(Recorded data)
— START —
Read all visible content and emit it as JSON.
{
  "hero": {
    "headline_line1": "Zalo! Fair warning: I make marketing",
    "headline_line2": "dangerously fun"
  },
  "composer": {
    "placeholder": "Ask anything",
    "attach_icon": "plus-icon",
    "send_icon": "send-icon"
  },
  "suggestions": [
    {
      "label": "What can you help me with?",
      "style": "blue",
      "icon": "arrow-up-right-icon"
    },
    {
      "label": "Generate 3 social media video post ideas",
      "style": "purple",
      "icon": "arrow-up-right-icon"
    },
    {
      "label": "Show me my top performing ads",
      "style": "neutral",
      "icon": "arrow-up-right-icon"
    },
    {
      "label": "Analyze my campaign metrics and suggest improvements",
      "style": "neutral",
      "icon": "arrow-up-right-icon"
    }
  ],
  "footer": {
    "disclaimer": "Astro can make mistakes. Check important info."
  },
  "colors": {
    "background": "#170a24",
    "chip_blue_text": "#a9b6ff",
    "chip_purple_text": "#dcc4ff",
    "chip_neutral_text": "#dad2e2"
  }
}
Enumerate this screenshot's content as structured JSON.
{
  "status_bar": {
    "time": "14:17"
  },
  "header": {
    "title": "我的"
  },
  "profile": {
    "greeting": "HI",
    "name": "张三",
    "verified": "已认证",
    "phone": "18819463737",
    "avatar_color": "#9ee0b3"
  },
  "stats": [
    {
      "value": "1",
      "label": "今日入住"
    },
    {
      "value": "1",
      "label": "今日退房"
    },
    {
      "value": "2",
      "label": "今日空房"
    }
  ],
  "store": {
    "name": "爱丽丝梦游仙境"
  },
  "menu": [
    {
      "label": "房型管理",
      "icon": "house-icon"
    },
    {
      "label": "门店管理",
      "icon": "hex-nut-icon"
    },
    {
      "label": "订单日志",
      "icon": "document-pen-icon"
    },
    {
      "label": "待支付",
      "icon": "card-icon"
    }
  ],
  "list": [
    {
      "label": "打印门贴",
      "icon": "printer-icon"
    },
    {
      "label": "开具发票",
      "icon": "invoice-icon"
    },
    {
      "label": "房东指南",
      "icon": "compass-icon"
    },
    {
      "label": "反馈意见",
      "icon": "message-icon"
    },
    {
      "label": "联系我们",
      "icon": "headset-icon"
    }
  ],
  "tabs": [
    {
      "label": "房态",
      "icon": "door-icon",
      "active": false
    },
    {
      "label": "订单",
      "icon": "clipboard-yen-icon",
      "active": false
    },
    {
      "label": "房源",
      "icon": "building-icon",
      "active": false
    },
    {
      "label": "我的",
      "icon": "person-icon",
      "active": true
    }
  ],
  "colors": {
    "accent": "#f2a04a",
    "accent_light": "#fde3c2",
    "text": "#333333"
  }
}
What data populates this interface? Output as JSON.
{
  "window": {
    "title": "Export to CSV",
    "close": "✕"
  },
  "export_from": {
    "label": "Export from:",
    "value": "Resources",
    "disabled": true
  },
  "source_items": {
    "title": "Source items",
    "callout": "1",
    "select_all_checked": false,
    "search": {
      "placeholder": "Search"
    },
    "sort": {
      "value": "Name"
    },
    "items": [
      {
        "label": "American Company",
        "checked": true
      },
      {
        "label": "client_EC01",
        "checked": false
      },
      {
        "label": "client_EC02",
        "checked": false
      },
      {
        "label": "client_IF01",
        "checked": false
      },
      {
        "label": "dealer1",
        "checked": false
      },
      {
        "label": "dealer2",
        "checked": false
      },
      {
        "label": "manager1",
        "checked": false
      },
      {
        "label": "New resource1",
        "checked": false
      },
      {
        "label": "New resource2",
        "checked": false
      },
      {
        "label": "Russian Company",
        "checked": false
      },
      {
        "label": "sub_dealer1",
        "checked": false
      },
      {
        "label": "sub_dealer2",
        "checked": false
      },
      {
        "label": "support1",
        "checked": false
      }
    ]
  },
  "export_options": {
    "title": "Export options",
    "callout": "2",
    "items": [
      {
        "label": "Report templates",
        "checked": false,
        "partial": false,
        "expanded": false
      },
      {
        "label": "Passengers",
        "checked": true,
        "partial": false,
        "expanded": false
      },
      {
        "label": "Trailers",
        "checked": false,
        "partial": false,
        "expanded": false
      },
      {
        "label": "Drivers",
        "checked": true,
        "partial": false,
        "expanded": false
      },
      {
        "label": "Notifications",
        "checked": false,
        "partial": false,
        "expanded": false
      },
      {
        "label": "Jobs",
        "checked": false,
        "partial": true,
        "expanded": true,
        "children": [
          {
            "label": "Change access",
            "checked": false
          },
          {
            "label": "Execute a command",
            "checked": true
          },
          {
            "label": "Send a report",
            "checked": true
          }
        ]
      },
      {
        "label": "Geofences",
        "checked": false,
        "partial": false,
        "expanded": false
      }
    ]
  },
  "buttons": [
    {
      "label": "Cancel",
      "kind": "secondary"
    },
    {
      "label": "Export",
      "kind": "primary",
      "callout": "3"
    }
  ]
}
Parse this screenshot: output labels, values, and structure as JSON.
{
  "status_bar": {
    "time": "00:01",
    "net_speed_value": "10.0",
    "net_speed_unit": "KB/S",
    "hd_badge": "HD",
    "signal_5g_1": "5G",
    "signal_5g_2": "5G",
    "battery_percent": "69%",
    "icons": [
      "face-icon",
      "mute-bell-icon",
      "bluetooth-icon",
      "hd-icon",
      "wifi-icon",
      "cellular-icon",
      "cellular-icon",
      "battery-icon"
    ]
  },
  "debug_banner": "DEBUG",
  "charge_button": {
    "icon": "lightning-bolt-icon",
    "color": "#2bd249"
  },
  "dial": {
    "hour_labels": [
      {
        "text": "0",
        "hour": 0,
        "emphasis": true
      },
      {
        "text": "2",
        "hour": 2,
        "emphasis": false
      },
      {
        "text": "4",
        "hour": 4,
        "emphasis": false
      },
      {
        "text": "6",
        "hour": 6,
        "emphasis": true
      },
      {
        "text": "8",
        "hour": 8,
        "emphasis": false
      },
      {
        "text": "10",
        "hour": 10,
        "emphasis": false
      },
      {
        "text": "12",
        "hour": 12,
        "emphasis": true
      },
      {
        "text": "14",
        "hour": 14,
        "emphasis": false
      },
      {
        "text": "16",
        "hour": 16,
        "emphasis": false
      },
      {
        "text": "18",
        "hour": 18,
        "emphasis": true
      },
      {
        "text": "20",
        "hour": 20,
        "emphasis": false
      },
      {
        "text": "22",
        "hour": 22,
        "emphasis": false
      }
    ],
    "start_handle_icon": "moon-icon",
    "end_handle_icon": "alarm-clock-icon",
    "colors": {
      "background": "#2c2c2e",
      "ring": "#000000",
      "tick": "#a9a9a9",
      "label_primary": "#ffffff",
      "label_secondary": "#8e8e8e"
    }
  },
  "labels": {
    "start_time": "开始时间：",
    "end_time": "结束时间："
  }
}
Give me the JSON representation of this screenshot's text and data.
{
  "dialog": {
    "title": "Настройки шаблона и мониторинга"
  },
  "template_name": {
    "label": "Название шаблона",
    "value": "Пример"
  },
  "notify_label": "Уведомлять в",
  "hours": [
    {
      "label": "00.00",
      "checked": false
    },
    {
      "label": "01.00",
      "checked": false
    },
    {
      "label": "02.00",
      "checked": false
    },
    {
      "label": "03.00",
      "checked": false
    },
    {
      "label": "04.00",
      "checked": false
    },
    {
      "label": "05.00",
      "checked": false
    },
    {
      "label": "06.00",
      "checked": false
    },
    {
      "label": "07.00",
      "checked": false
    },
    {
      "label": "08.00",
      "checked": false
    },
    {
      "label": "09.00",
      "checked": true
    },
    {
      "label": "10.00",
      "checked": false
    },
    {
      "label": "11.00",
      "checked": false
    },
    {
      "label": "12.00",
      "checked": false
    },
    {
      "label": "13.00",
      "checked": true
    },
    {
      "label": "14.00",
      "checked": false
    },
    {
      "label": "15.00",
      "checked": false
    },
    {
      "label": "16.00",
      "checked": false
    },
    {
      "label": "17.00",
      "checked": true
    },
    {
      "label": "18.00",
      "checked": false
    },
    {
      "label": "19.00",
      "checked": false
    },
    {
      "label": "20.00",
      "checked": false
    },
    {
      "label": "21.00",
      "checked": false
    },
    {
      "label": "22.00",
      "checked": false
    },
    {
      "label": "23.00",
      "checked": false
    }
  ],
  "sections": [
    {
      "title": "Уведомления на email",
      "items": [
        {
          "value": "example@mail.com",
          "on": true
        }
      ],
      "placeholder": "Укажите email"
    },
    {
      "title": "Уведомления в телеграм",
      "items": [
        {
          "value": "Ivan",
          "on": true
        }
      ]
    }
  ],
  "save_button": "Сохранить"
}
— END —
Brief: Look for the word "шаблона" and return every line where it occurs.

Task answer:
    "title": "Настройки шаблона и мониторинга"
    "label": "Название шаблона",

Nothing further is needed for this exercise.